- [Exercise]: Filter for the word "Multi" and keep each matching line.

- [Dataset excerpts]:
╔══
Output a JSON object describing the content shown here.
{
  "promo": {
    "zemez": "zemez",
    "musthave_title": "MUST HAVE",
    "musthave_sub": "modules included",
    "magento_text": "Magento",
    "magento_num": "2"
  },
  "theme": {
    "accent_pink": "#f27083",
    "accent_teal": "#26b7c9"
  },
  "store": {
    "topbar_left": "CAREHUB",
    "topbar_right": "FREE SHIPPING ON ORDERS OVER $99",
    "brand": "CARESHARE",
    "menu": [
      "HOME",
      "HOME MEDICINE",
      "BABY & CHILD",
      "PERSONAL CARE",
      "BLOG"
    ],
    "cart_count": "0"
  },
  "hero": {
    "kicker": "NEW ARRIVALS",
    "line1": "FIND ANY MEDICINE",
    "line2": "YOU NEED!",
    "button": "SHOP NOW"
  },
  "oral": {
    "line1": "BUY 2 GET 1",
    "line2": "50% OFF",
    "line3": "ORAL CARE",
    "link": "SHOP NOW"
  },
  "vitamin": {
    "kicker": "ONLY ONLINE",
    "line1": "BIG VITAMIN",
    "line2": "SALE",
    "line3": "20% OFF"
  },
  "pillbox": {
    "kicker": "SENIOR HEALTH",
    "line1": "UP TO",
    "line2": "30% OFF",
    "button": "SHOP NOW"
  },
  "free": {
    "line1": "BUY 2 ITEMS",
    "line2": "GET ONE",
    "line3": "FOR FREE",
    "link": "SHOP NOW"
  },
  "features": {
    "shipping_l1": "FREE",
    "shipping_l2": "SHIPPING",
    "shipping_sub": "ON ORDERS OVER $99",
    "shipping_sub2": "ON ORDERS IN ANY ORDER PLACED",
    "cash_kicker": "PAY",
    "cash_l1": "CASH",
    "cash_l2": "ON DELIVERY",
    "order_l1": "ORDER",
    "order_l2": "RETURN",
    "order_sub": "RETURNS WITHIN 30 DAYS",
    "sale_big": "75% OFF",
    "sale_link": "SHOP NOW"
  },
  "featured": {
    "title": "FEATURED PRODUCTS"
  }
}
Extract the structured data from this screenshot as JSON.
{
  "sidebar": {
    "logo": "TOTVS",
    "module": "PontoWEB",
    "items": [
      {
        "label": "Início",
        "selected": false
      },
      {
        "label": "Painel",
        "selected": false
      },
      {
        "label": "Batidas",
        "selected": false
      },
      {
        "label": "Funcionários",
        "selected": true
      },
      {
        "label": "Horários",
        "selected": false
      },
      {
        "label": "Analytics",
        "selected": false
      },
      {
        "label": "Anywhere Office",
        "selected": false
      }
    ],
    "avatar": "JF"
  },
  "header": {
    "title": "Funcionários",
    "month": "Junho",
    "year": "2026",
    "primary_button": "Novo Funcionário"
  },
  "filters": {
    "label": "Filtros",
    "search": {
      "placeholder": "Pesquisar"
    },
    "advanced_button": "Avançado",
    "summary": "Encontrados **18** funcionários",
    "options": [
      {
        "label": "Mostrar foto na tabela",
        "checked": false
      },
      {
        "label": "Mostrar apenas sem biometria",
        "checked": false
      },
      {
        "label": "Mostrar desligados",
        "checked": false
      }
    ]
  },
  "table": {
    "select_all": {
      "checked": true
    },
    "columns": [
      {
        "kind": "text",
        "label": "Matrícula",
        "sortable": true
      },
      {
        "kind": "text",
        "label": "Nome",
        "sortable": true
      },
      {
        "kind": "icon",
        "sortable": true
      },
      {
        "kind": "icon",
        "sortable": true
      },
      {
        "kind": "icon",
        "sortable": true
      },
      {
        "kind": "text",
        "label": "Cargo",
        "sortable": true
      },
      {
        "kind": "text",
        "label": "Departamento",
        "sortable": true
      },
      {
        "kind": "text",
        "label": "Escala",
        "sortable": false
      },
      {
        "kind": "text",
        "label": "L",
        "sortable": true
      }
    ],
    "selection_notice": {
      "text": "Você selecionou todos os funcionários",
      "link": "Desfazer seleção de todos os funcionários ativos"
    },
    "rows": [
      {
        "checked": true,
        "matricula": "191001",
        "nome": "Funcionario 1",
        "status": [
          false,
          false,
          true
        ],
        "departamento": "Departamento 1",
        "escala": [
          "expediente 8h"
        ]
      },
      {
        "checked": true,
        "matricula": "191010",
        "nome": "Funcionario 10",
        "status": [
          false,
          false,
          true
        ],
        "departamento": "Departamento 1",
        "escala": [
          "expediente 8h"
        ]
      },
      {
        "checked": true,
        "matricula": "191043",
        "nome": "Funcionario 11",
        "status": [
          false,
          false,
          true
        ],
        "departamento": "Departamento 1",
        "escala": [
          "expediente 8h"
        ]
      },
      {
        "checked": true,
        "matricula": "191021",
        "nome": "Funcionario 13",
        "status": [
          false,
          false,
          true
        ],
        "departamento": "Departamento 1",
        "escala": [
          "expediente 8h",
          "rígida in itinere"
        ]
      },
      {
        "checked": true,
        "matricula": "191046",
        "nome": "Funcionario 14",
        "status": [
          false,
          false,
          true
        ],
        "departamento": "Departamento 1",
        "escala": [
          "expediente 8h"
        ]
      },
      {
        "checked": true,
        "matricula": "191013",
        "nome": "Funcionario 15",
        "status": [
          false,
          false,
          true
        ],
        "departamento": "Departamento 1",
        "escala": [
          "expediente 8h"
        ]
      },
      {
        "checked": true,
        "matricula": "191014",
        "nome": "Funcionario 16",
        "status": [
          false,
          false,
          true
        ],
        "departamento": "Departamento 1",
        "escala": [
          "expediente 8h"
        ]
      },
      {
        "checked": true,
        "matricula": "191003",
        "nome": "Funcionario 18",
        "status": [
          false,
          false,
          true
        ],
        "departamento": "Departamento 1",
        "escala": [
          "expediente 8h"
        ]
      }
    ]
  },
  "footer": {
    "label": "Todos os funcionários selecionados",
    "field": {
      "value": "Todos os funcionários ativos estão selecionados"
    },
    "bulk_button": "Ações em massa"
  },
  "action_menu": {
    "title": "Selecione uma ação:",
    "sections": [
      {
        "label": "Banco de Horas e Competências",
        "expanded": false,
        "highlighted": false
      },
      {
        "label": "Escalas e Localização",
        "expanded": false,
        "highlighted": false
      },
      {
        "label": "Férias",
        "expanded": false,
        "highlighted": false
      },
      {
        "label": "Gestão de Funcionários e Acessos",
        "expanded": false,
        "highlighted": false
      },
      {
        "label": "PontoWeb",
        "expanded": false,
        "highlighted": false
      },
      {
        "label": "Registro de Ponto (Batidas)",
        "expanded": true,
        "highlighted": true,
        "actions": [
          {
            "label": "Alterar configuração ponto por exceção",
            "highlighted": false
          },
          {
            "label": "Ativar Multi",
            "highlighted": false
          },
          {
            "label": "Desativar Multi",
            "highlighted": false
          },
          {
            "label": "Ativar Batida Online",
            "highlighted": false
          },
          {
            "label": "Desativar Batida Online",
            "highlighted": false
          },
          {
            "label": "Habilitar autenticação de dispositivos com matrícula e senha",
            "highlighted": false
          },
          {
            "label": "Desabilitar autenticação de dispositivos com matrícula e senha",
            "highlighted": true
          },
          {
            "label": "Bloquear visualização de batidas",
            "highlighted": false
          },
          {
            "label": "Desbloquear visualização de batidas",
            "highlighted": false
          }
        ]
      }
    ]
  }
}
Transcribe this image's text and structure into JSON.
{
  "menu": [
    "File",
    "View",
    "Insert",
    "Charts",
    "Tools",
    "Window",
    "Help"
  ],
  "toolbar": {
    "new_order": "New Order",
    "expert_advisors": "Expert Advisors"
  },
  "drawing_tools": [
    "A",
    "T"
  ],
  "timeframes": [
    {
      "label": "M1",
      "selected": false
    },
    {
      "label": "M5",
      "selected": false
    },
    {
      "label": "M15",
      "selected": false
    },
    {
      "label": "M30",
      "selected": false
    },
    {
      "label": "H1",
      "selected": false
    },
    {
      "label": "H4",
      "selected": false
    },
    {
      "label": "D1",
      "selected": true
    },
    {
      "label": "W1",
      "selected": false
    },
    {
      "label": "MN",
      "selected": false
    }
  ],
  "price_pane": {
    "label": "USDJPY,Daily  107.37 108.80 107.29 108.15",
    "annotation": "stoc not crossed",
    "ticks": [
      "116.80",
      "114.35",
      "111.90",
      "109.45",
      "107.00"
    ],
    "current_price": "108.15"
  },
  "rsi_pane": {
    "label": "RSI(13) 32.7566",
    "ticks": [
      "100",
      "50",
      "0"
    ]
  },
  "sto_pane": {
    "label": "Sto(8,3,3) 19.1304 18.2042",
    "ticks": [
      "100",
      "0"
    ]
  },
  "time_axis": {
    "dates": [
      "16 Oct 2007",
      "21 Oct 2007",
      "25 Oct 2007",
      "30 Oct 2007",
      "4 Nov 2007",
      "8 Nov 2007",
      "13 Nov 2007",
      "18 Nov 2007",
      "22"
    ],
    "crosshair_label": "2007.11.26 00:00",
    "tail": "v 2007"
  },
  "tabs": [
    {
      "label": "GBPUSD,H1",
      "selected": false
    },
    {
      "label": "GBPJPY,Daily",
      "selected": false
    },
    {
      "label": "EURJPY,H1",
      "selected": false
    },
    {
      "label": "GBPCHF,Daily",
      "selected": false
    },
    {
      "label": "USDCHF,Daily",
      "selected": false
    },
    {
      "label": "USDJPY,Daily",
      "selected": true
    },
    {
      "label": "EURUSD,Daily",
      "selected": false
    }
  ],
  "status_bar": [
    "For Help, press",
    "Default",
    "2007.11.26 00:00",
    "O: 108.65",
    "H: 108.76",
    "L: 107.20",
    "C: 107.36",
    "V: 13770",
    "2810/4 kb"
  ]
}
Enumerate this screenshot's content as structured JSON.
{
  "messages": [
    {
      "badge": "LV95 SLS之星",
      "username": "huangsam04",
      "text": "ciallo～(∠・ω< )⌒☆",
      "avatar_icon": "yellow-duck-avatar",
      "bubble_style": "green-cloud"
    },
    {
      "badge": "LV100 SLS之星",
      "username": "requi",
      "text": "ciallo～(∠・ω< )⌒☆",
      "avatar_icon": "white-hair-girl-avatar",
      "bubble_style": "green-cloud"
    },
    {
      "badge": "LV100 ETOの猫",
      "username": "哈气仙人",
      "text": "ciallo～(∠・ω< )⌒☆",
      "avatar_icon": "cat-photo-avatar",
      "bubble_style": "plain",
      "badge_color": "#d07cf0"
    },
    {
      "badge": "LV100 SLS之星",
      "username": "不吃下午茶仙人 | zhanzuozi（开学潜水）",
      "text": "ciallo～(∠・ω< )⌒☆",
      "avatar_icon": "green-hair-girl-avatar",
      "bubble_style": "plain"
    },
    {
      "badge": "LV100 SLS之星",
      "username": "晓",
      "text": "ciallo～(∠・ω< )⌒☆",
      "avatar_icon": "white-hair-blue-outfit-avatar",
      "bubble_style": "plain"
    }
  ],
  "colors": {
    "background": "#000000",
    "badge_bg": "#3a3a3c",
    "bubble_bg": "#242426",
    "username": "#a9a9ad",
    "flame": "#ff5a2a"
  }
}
╚══
- [Task result]:
            "label": "Ativar Multi",
            "label": "Desativar Multi",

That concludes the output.